▶ **TASK INPUT**
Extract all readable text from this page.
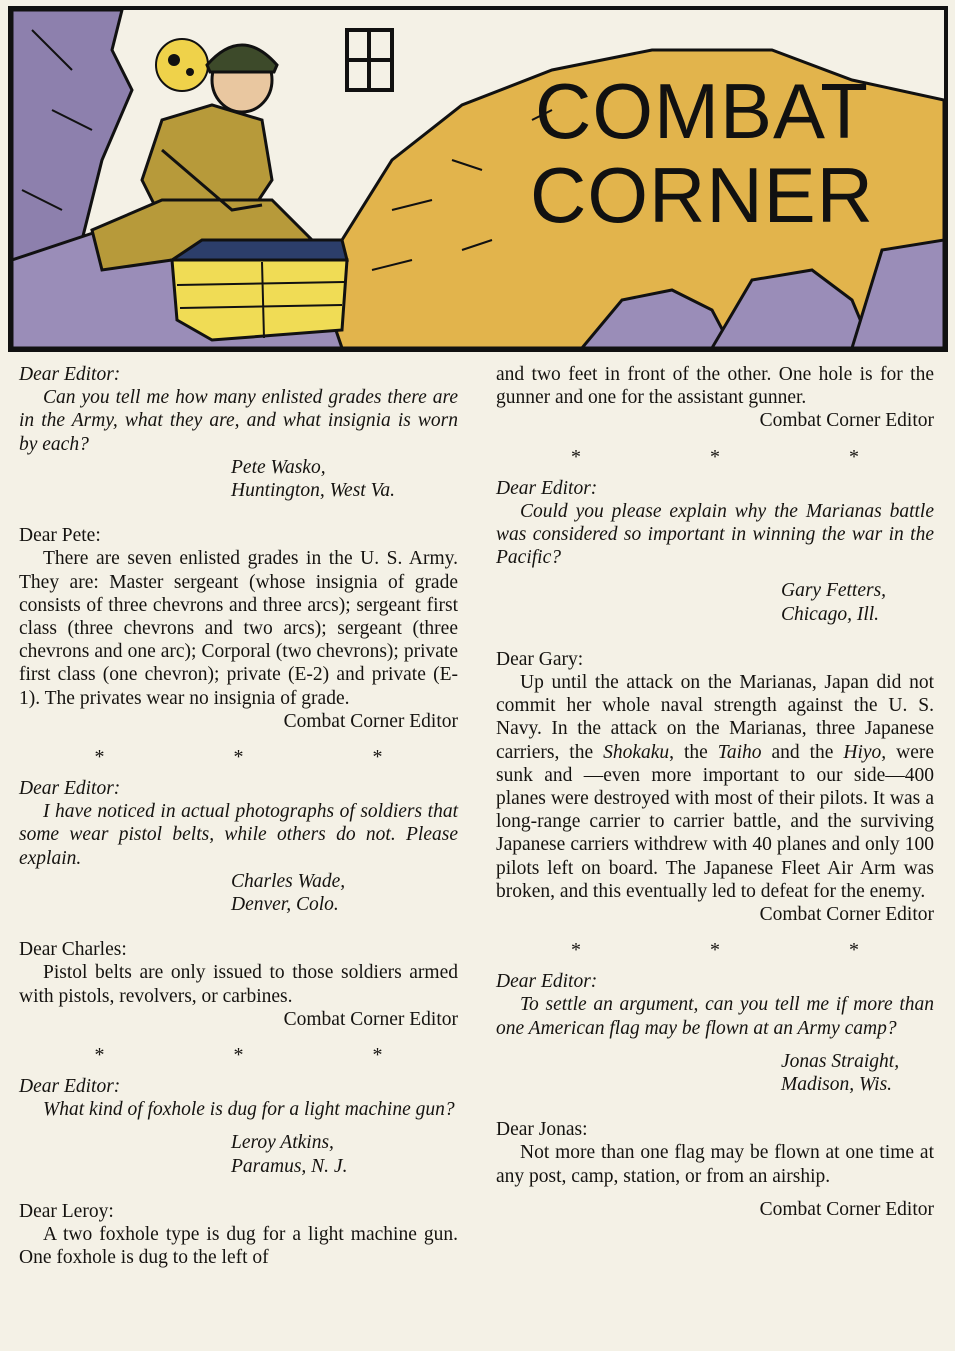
COMBAT
CORNER

Dear Editor:

Can you tell me how many enlisted grades there are in the Army, what they are, and what insignia is worn by each?

Pete Wasko,

Huntington, West Va.

Dear Pete:

There are seven enlisted grades in the U. S. Army. They are: Master sergeant (whose insignia of grade consists of three chevrons and three arcs); sergeant first class (three chevrons and two arcs); sergeant (three chevrons and one arc); Corporal (two chevrons); private first class (one chevron); private (E-2) and private (E-1). The privates wear no insignia of grade.

Combat Corner Editor

* * *

Dear Editor:

I have noticed in actual photographs of soldiers that some wear pistol belts, while others do not. Please explain.

Charles Wade,

Denver, Colo.

Dear Charles:

Pistol belts are only issued to those soldiers armed with pistols, revolvers, or carbines.

Combat Corner Editor

* * *

Dear Editor:

What kind of foxhole is dug for a light machine gun?

Leroy Atkins,

Paramus, N. J.

Dear Leroy:

A two foxhole type is dug for a light machine gun. One foxhole is dug to the left of

and two feet in front of the other. One hole is for the gunner and one for the assistant gunner.

Combat Corner Editor

* * *

Dear Editor:

Could you please explain why the Marianas battle was considered so important in winning the war in the Pacific?

Gary Fetters,

Chicago, Ill.

Dear Gary:

Up until the attack on the Marianas, Japan did not commit her whole naval strength against the U. S. Navy. In the attack on the Marianas, three Japanese carriers, the Shokaku, the Taiho and the Hiyo, were sunk and —even more important to our side—400 planes were destroyed with most of their pilots. It was a long-range carrier to carrier battle, and the surviving Japanese carriers withdrew with 40 planes and only 100 pilots left on board. The Japanese Fleet Air Arm was broken, and this eventually led to defeat for the enemy.

Combat Corner Editor

* * *

Dear Editor:

To settle an argument, can you tell me if more than one American flag may be flown at an Army camp?

Jonas Straight,

Madison, Wis.

Dear Jonas:

Not more than one flag may be flown at one time at any post, camp, station, or from an airship.

Combat Corner Editor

▶ **WHAT THE TASK ASKS**
Each line above is to be copied verbatim. Drop any image from the copy.

▶ **TASK RESULT**
Extract all readable text from this page.
COMBAT
CORNER

Dear Editor:

Can you tell me how many enlisted grades there are in the Army, what they are, and what insignia is worn by each?

Pete Wasko,

Huntington, West Va.

Dear Pete:

There are seven enlisted grades in the U. S. Army. They are: Master sergeant (whose insignia of grade consists of three chevrons and three arcs); sergeant first class (three chevrons and two arcs); sergeant (three chevrons and one arc); Corporal (two chevrons); private first class (one chevron); private (E-2) and private (E-1). The privates wear no insignia of grade.

Combat Corner Editor

* * *

Dear Editor:

I have noticed in actual photographs of soldiers that some wear pistol belts, while others do not. Please explain.

Charles Wade,

Denver, Colo.

Dear Charles:

Pistol belts are only issued to those soldiers armed with pistols, revolvers, or carbines.

Combat Corner Editor

* * *

Dear Editor:

What kind of foxhole is dug for a light machine gun?

Leroy Atkins,

Paramus, N. J.

Dear Leroy:

A two foxhole type is dug for a light machine gun. One foxhole is dug to the left of

and two feet in front of the other. One hole is for the gunner and one for the assistant gunner.

Combat Corner Editor

* * *

Dear Editor:

Could you please explain why the Marianas battle was considered so important in winning the war in the Pacific?

Gary Fetters,

Chicago, Ill.

Dear Gary:

Up until the attack on the Marianas, Japan did not commit her whole naval strength against the U. S. Navy. In the attack on the Marianas, three Japanese carriers, the Shokaku, the Taiho and the Hiyo, were sunk and —even more important to our side—400 planes were destroyed with most of their pilots. It was a long-range carrier to carrier battle, and the surviving Japanese carriers withdrew with 40 planes and only 100 pilots left on board. The Japanese Fleet Air Arm was broken, and this eventually led to defeat for the enemy.

Combat Corner Editor

* * *

Dear Editor:

To settle an argument, can you tell me if more than one American flag may be flown at an Army camp?

Jonas Straight,

Madison, Wis.

Dear Jonas:

Not more than one flag may be flown at one time at any post, camp, station, or from an airship.

Combat Corner Editor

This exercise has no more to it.